(Data items)
++++++++

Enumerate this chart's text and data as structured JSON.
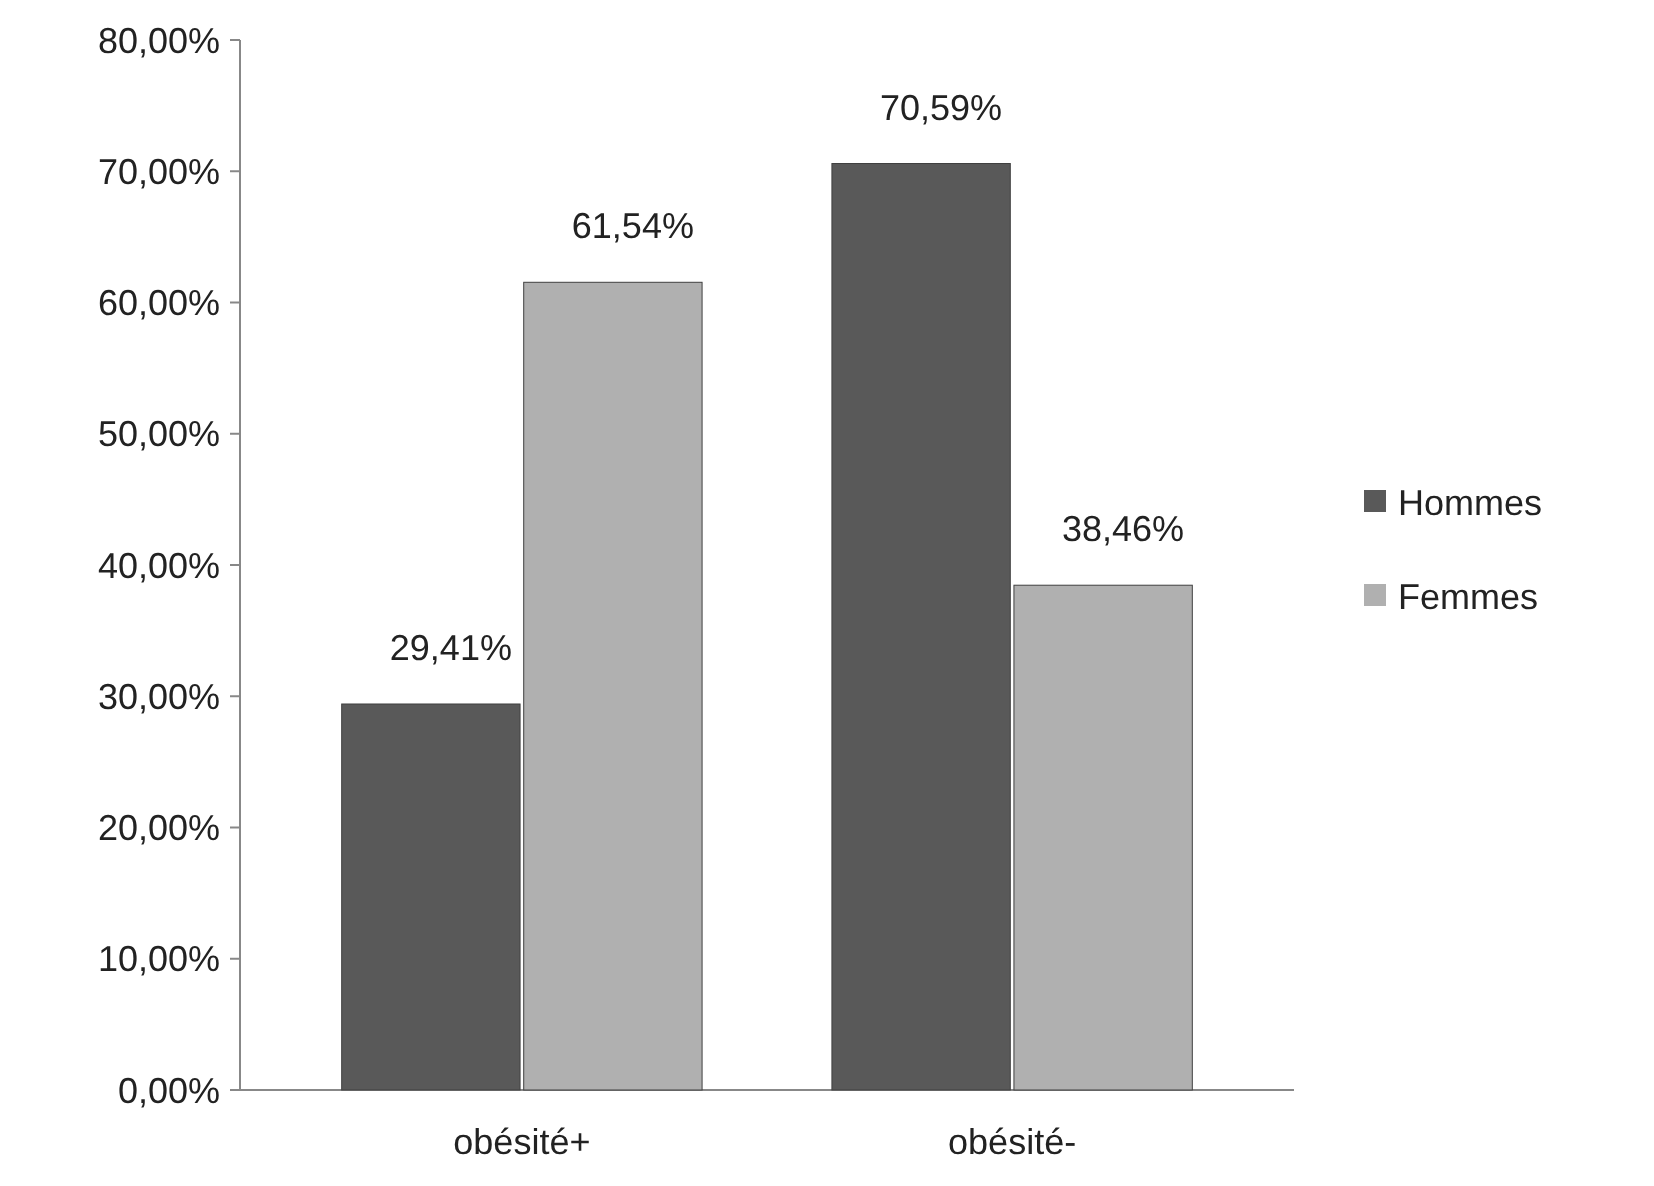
{
  "chart_data": {
    "type": "bar",
    "categories": [
      "obésité+",
      "obésité-"
    ],
    "series": [
      {
        "name": "Hommes",
        "color": "#595959",
        "values": [
          29.41,
          70.59
        ],
        "value_labels": [
          "29,41%",
          "70,59%"
        ]
      },
      {
        "name": "Femmes",
        "color": "#b0b0b0",
        "values": [
          61.54,
          38.46
        ],
        "value_labels": [
          "61,54%",
          "38,46%"
        ]
      }
    ],
    "ylim": [
      0,
      80
    ],
    "yticks": [
      {
        "value": 0,
        "label": "0,00%"
      },
      {
        "value": 10,
        "label": "10,00%"
      },
      {
        "value": 20,
        "label": "20,00%"
      },
      {
        "value": 30,
        "label": "30,00%"
      },
      {
        "value": 40,
        "label": "40,00%"
      },
      {
        "value": 50,
        "label": "50,00%"
      },
      {
        "value": 60,
        "label": "60,00%"
      },
      {
        "value": 70,
        "label": "70,00%"
      },
      {
        "value": 80,
        "label": "80,00%"
      }
    ],
    "grid": false,
    "legend": "right"
  }
}
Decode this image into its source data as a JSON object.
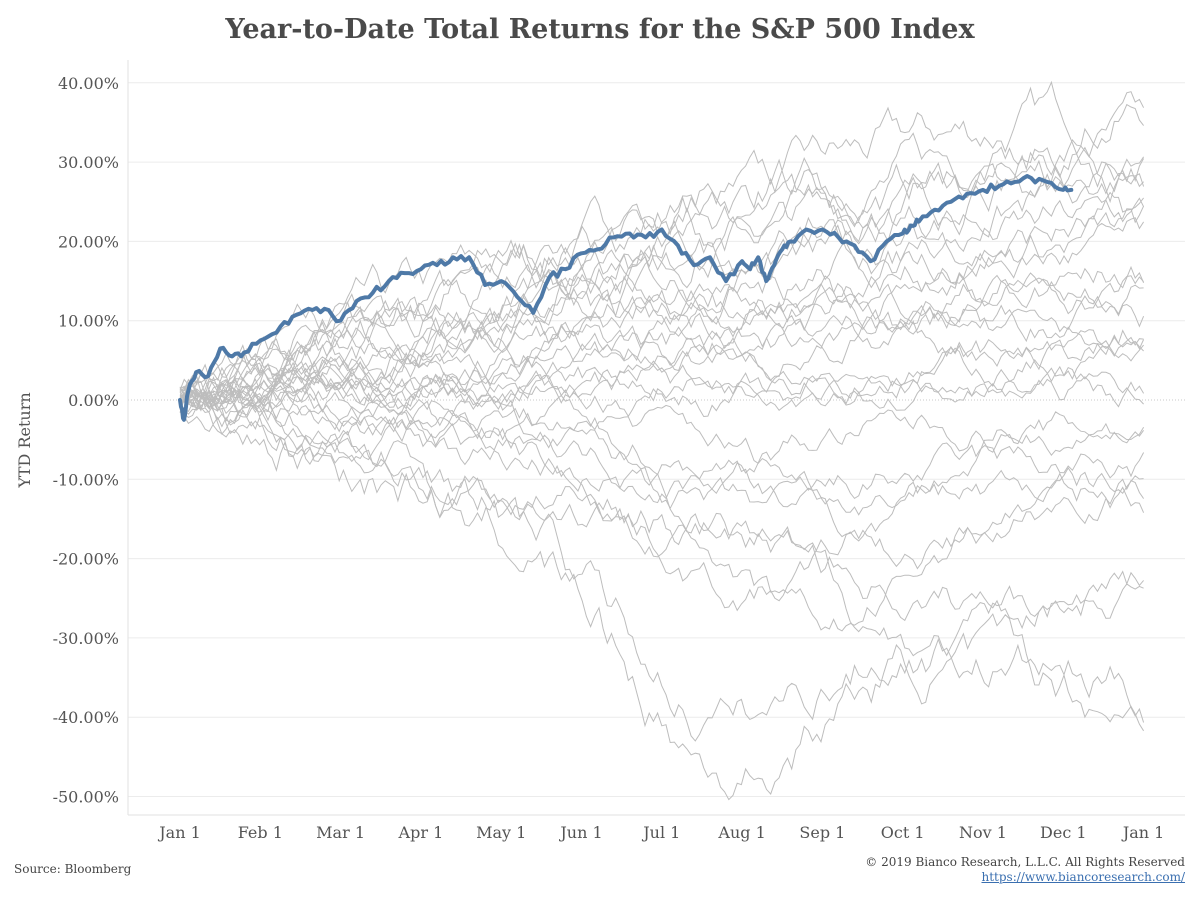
{
  "chart_data": {
    "type": "line",
    "title": "Year-to-Date Total Returns for the S&P 500 Index",
    "ylabel": "YTD Return",
    "xlabel": "",
    "x_ticks": [
      "Jan 1",
      "Feb 1",
      "Mar 1",
      "Apr 1",
      "May 1",
      "Jun 1",
      "Jul 1",
      "Aug 1",
      "Sep 1",
      "Oct 1",
      "Nov 1",
      "Dec 1",
      "Jan 1"
    ],
    "y_ticks": [
      "40.00%",
      "30.00%",
      "20.00%",
      "10.00%",
      "0.00%",
      "-10.00%",
      "-20.00%",
      "-30.00%",
      "-40.00%",
      "-50.00%"
    ],
    "ylim": [
      -52,
      42
    ],
    "zero_line": "dotted",
    "grid": "horizontal",
    "highlight_color": "#4e79a7",
    "background_series_color": "#bdbdbd",
    "highlight_series": {
      "x_month": [
        0,
        0.05,
        0.1,
        0.2,
        0.35,
        0.5,
        0.65,
        0.8,
        1.0,
        1.2,
        1.4,
        1.6,
        1.8,
        2.0,
        2.2,
        2.4,
        2.6,
        2.8,
        3.0,
        3.2,
        3.4,
        3.6,
        3.8,
        4.0,
        4.2,
        4.4,
        4.6,
        4.8,
        5.0,
        5.2,
        5.4,
        5.6,
        5.8,
        6.0,
        6.2,
        6.4,
        6.6,
        6.8,
        7.0,
        7.1,
        7.2,
        7.3,
        7.4,
        7.5,
        7.6,
        7.8,
        8.0,
        8.2,
        8.4,
        8.6,
        8.8,
        9.0,
        9.1,
        9.2,
        9.4,
        9.6,
        9.8,
        10.0,
        10.2,
        10.4,
        10.6,
        10.8,
        11.0,
        11.1
      ],
      "values": [
        0.0,
        -2.5,
        1.0,
        3.5,
        3.0,
        6.5,
        5.5,
        6.0,
        7.5,
        8.5,
        10.5,
        11.5,
        11.5,
        10.0,
        12.5,
        13.5,
        15.0,
        16.0,
        16.5,
        17.0,
        18.0,
        18.0,
        14.5,
        15.0,
        13.0,
        11.0,
        15.5,
        16.5,
        18.5,
        19.0,
        20.5,
        21.0,
        20.5,
        21.5,
        19.5,
        17.0,
        18.0,
        15.0,
        17.5,
        16.5,
        18.0,
        15.0,
        17.0,
        19.0,
        20.0,
        21.5,
        21.5,
        20.5,
        19.5,
        17.5,
        20.0,
        21.0,
        22.0,
        22.5,
        24.0,
        25.0,
        26.0,
        26.5,
        27.0,
        27.5,
        28.0,
        27.5,
        26.5,
        26.5
      ]
    },
    "background_series_count": 30,
    "background_series": [
      {
        "final": 37.5,
        "mid": 8,
        "dip": 0
      },
      {
        "final": 33.0,
        "mid": 10,
        "dip": 0
      },
      {
        "final": 31.0,
        "mid": 9,
        "dip": 0
      },
      {
        "final": 30.0,
        "mid": 7,
        "dip": 0
      },
      {
        "final": 28.5,
        "mid": 8,
        "dip": 0
      },
      {
        "final": 27.0,
        "mid": 6,
        "dip": 0
      },
      {
        "final": 23.0,
        "mid": 5,
        "dip": 0
      },
      {
        "final": 22.0,
        "mid": 7,
        "dip": 0
      },
      {
        "final": 21.0,
        "mid": 6,
        "dip": 0
      },
      {
        "final": 19.0,
        "mid": 4,
        "dip": 0
      },
      {
        "final": 16.0,
        "mid": 5,
        "dip": 0
      },
      {
        "final": 15.5,
        "mid": 3,
        "dip": 0
      },
      {
        "final": 14.0,
        "mid": 4,
        "dip": 0
      },
      {
        "final": 11.0,
        "mid": 3,
        "dip": 0
      },
      {
        "final": 10.0,
        "mid": 2,
        "dip": 0
      },
      {
        "final": 8.0,
        "mid": 2,
        "dip": 0
      },
      {
        "final": 6.0,
        "mid": 1,
        "dip": 0
      },
      {
        "final": 5.0,
        "mid": 0,
        "dip": 0
      },
      {
        "final": 2.0,
        "mid": 1,
        "dip": 0
      },
      {
        "final": 1.0,
        "mid": 0,
        "dip": 0
      },
      {
        "final": -3.0,
        "mid": -2,
        "dip": -12
      },
      {
        "final": -4.0,
        "mid": -1,
        "dip": -10
      },
      {
        "final": -9.0,
        "mid": -3,
        "dip": -14
      },
      {
        "final": -10.0,
        "mid": -2,
        "dip": -20
      },
      {
        "final": -11.5,
        "mid": -4,
        "dip": -25
      },
      {
        "final": -12.0,
        "mid": -5,
        "dip": -30
      },
      {
        "final": -22.0,
        "mid": -8,
        "dip": -24
      },
      {
        "final": -22.5,
        "mid": -6,
        "dip": -30
      },
      {
        "final": -37.0,
        "mid": -3,
        "dip": -41
      },
      {
        "final": -39.0,
        "mid": -4,
        "dip": -48
      }
    ]
  },
  "footer": {
    "source": "Source: Bloomberg",
    "copyright": "© 2019 Bianco Research, L.L.C. All Rights Reserved",
    "website": "https://www.biancoresearch.com/"
  }
}
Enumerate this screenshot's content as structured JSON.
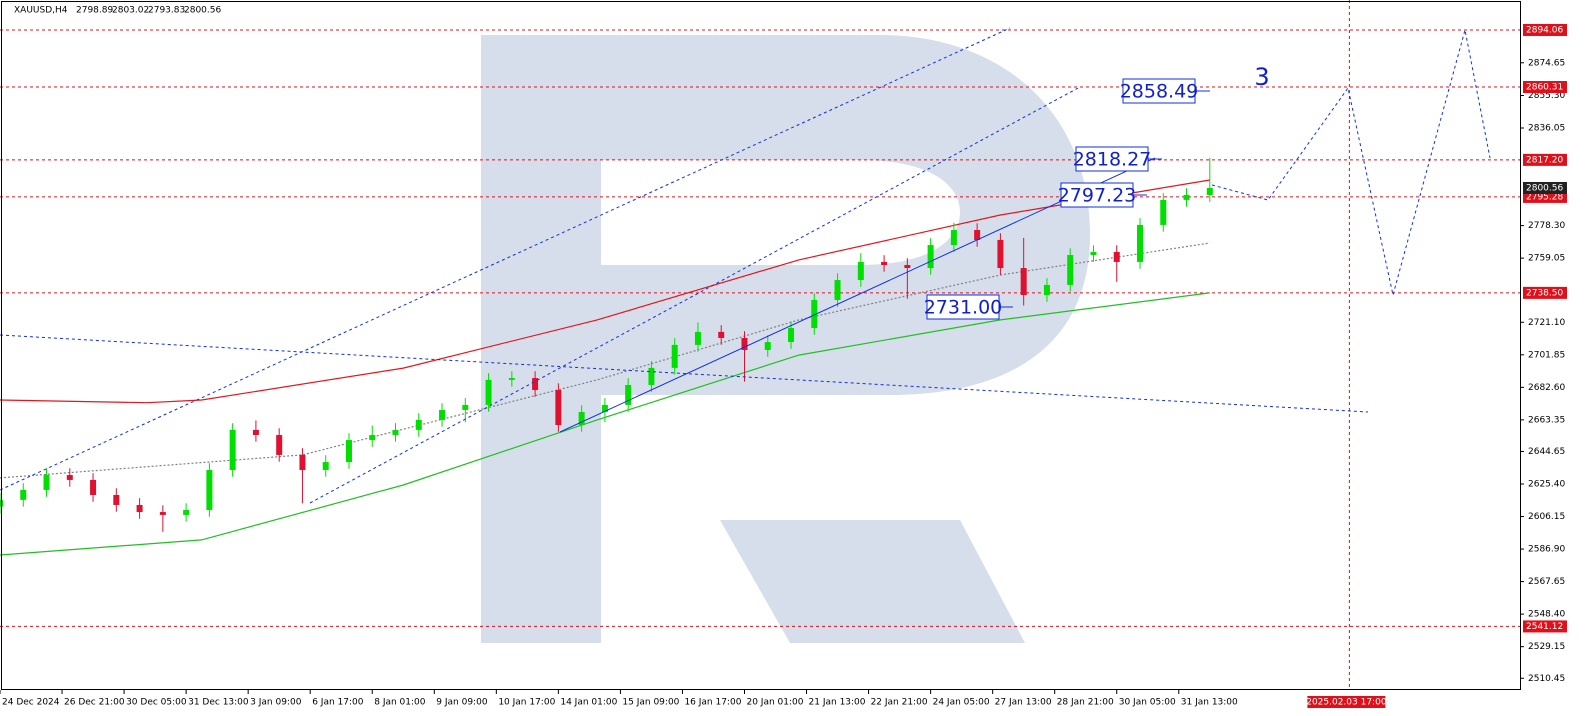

++++++++

Instruction: Reproduce the whole listing word for word, setting aside any pictures.

Answer to the exercise:
Enumerate this chart's text and data as structured JSON.
{
  "chart_data": {
    "type": "bar",
    "categories": [
      "obésité+",
      "obésité-"
    ],
    "series": [
      {
        "name": "Hommes",
        "color": "#595959",
        "values": [
          29.41,
          70.59
        ],
        "value_labels": [
          "29,41%",
          "70,59%"
        ]
      },
      {
        "name": "Femmes",
        "color": "#b0b0b0",
        "values": [
          61.54,
          38.46
        ],
        "value_labels": [
          "61,54%",
          "38,46%"
        ]
      }
    ],
    "ylim": [
      0,
      80
    ],
    "yticks": [
      {
        "value": 0,
        "label": "0,00%"
      },
      {
        "value": 10,
        "label": "10,00%"
      },
      {
        "value": 20,
        "label": "20,00%"
      },
      {
        "value": 30,
        "label": "30,00%"
      },
      {
        "value": 40,
        "label": "40,00%"
      },
      {
        "value": 50,
        "label": "50,00%"
      },
      {
        "value": 60,
        "label": "60,00%"
      },
      {
        "value": 70,
        "label": "70,00%"
      },
      {
        "value": 80,
        "label": "80,00%"
      }
    ],
    "grid": false,
    "legend": "right"
  }
}
Decode this image into its source data as a JSON object.
{
  "chart_data": {
    "type": "line",
    "title": "Year-to-Date Total Returns for the S&P 500 Index",
    "ylabel": "YTD Return",
    "xlabel": "",
    "x_ticks": [
      "Jan 1",
      "Feb 1",
      "Mar 1",
      "Apr 1",
      "May 1",
      "Jun 1",
      "Jul 1",
      "Aug 1",
      "Sep 1",
      "Oct 1",
      "Nov 1",
      "Dec 1",
      "Jan 1"
    ],
    "y_ticks": [
      "40.00%",
      "30.00%",
      "20.00%",
      "10.00%",
      "0.00%",
      "-10.00%",
      "-20.00%",
      "-30.00%",
      "-40.00%",
      "-50.00%"
    ],
    "ylim": [
      -52,
      42
    ],
    "zero_line": "dotted",
    "grid": "horizontal",
    "highlight_color": "#4e79a7",
    "background_series_color": "#bdbdbd",
    "highlight_series": {
      "x_month": [
        0,
        0.05,
        0.1,
        0.2,
        0.35,
        0.5,
        0.65,
        0.8,
        1.0,
        1.2,
        1.4,
        1.6,
        1.8,
        2.0,
        2.2,
        2.4,
        2.6,
        2.8,
        3.0,
        3.2,
        3.4,
        3.6,
        3.8,
        4.0,
        4.2,
        4.4,
        4.6,
        4.8,
        5.0,
        5.2,
        5.4,
        5.6,
        5.8,
        6.0,
        6.2,
        6.4,
        6.6,
        6.8,
        7.0,
        7.1,
        7.2,
        7.3,
        7.4,
        7.5,
        7.6,
        7.8,
        8.0,
        8.2,
        8.4,
        8.6,
        8.8,
        9.0,
        9.1,
        9.2,
        9.4,
        9.6,
        9.8,
        10.0,
        10.2,
        10.4,
        10.6,
        10.8,
        11.0,
        11.1
      ],
      "values": [
        0.0,
        -2.5,
        1.0,
        3.5,
        3.0,
        6.5,
        5.5,
        6.0,
        7.5,
        8.5,
        10.5,
        11.5,
        11.5,
        10.0,
        12.5,
        13.5,
        15.0,
        16.0,
        16.5,
        17.0,
        18.0,
        18.0,
        14.5,
        15.0,
        13.0,
        11.0,
        15.5,
        16.5,
        18.5,
        19.0,
        20.5,
        21.0,
        20.5,
        21.5,
        19.5,
        17.0,
        18.0,
        15.0,
        17.5,
        16.5,
        18.0,
        15.0,
        17.0,
        19.0,
        20.0,
        21.5,
        21.5,
        20.5,
        19.5,
        17.5,
        20.0,
        21.0,
        22.0,
        22.5,
        24.0,
        25.0,
        26.0,
        26.5,
        27.0,
        27.5,
        28.0,
        27.5,
        26.5,
        26.5
      ]
    },
    "background_series_count": 30,
    "background_series": [
      {
        "final": 37.5,
        "mid": 8,
        "dip": 0
      },
      {
        "final": 33.0,
        "mid": 10,
        "dip": 0
      },
      {
        "final": 31.0,
        "mid": 9,
        "dip": 0
      },
      {
        "final": 30.0,
        "mid": 7,
        "dip": 0
      },
      {
        "final": 28.5,
        "mid": 8,
        "dip": 0
      },
      {
        "final": 27.0,
        "mid": 6,
        "dip": 0
      },
      {
        "final": 23.0,
        "mid": 5,
        "dip": 0
      },
      {
        "final": 22.0,
        "mid": 7,
        "dip": 0
      },
      {
        "final": 21.0,
        "mid": 6,
        "dip": 0
      },
      {
        "final": 19.0,
        "mid": 4,
        "dip": 0
      },
      {
        "final": 16.0,
        "mid": 5,
        "dip": 0
      },
      {
        "final": 15.5,
        "mid": 3,
        "dip": 0
      },
      {
        "final": 14.0,
        "mid": 4,
        "dip": 0
      },
      {
        "final": 11.0,
        "mid": 3,
        "dip": 0
      },
      {
        "final": 10.0,
        "mid": 2,
        "dip": 0
      },
      {
        "final": 8.0,
        "mid": 2,
        "dip": 0
      },
      {
        "final": 6.0,
        "mid": 1,
        "dip": 0
      },
      {
        "final": 5.0,
        "mid": 0,
        "dip": 0
      },
      {
        "final": 2.0,
        "mid": 1,
        "dip": 0
      },
      {
        "final": 1.0,
        "mid": 0,
        "dip": 0
      },
      {
        "final": -3.0,
        "mid": -2,
        "dip": -12
      },
      {
        "final": -4.0,
        "mid": -1,
        "dip": -10
      },
      {
        "final": -9.0,
        "mid": -3,
        "dip": -14
      },
      {
        "final": -10.0,
        "mid": -2,
        "dip": -20
      },
      {
        "final": -11.5,
        "mid": -4,
        "dip": -25
      },
      {
        "final": -12.0,
        "mid": -5,
        "dip": -30
      },
      {
        "final": -22.0,
        "mid": -8,
        "dip": -24
      },
      {
        "final": -22.5,
        "mid": -6,
        "dip": -30
      },
      {
        "final": -37.0,
        "mid": -3,
        "dip": -41
      },
      {
        "final": -39.0,
        "mid": -4,
        "dip": -48
      }
    ]
  },
  "footer": {
    "source": "Source: Bloomberg",
    "copyright": "© 2019 Bianco Research, L.L.C. All Rights Reserved",
    "website": "https://www.biancoresearch.com/"
  }
}
Enumerate this screenshot's content as structured JSON.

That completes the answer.